**Exercise aim**
Please print every line from the one containing "Enumerate this screenshot's" through the last line of the records below, exactly as written and nothing more.

**Given records**
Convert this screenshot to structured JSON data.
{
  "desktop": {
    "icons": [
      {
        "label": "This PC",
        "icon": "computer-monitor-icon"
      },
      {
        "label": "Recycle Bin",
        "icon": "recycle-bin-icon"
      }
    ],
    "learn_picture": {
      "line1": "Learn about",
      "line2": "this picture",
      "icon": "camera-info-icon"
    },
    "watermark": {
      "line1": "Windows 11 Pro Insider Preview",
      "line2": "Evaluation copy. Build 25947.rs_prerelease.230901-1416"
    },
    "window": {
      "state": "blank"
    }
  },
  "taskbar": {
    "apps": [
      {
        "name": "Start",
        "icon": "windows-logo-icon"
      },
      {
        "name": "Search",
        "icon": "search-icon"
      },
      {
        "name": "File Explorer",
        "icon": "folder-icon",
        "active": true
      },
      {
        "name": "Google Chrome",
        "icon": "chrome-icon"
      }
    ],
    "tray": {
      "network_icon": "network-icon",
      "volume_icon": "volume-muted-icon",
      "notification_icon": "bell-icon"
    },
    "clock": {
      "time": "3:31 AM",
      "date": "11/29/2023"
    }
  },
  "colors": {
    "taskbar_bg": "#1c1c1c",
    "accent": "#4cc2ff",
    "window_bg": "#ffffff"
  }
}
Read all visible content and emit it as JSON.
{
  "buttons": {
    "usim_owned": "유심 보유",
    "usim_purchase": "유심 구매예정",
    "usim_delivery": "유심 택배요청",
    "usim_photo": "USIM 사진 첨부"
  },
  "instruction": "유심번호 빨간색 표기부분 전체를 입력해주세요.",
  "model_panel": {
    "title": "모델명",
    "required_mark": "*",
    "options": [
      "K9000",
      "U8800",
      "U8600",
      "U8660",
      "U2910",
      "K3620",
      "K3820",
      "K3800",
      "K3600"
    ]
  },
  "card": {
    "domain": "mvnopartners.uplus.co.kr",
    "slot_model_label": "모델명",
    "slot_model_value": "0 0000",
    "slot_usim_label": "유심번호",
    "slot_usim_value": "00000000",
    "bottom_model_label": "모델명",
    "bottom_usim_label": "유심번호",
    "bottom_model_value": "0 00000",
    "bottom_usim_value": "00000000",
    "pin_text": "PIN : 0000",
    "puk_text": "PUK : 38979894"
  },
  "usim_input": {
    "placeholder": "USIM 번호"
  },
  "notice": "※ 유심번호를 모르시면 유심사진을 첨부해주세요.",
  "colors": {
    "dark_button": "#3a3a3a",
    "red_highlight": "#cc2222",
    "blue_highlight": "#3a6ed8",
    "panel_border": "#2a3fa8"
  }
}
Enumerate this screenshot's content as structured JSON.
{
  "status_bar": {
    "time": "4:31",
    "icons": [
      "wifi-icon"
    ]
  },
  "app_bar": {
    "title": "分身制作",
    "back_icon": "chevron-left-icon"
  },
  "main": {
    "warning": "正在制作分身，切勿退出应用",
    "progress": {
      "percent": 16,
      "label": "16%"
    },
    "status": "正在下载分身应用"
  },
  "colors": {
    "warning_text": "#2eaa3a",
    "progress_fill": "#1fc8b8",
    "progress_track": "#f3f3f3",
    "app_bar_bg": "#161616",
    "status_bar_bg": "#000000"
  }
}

**Response below**
Enumerate this screenshot's content as structured JSON.
{
  "status_bar": {
    "time": "4:31",
    "icons": [
      "wifi-icon"
    ]
  },
  "app_bar": {
    "title": "分身制作",
    "back_icon": "chevron-left-icon"
  },
  "main": {
    "warning": "正在制作分身，切勿退出应用",
    "progress": {
      "percent": 16,
      "label": "16%"
    },
    "status": "正在下载分身应用"
  },
  "colors": {
    "warning_text": "#2eaa3a",
    "progress_fill": "#1fc8b8",
    "progress_track": "#f3f3f3",
    "app_bar_bg": "#161616",
    "status_bar_bg": "#000000"
  }
}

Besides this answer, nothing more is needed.